WHAT IS BEING ASKED. Transcribe the stretch of records from the very first line through the line containing "plot-frame: [77, 75, 853, 366]", including both of those lines and reproducing each one character for character.

INPUT FOR THIS TASK.
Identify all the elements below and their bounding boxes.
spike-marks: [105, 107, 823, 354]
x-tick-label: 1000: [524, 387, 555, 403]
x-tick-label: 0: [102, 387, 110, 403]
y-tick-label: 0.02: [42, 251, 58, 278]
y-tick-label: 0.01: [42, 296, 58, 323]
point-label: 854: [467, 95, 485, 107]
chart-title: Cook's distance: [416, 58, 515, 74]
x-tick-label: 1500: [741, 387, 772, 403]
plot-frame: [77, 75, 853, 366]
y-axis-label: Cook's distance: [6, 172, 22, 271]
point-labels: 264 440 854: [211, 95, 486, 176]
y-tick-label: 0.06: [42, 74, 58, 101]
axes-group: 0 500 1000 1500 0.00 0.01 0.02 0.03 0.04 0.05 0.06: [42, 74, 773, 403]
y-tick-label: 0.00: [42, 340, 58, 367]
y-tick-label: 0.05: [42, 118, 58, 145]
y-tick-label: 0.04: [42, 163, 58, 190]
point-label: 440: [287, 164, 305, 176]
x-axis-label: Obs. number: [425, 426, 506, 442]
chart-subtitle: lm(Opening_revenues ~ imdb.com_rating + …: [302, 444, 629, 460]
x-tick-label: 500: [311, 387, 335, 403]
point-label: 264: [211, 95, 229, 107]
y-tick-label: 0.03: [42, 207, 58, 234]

OUTPUT OF THE EXERCISE.
Identify all the elements below and their bounding boxes.
spike-marks: [105, 107, 823, 354]
x-tick-label: 1000: [524, 387, 555, 403]
x-tick-label: 0: [102, 387, 110, 403]
y-tick-label: 0.02: [42, 251, 58, 278]
y-tick-label: 0.01: [42, 296, 58, 323]
point-label: 854: [467, 95, 485, 107]
chart-title: Cook's distance: [416, 58, 515, 74]
x-tick-label: 1500: [741, 387, 772, 403]
plot-frame: [77, 75, 853, 366]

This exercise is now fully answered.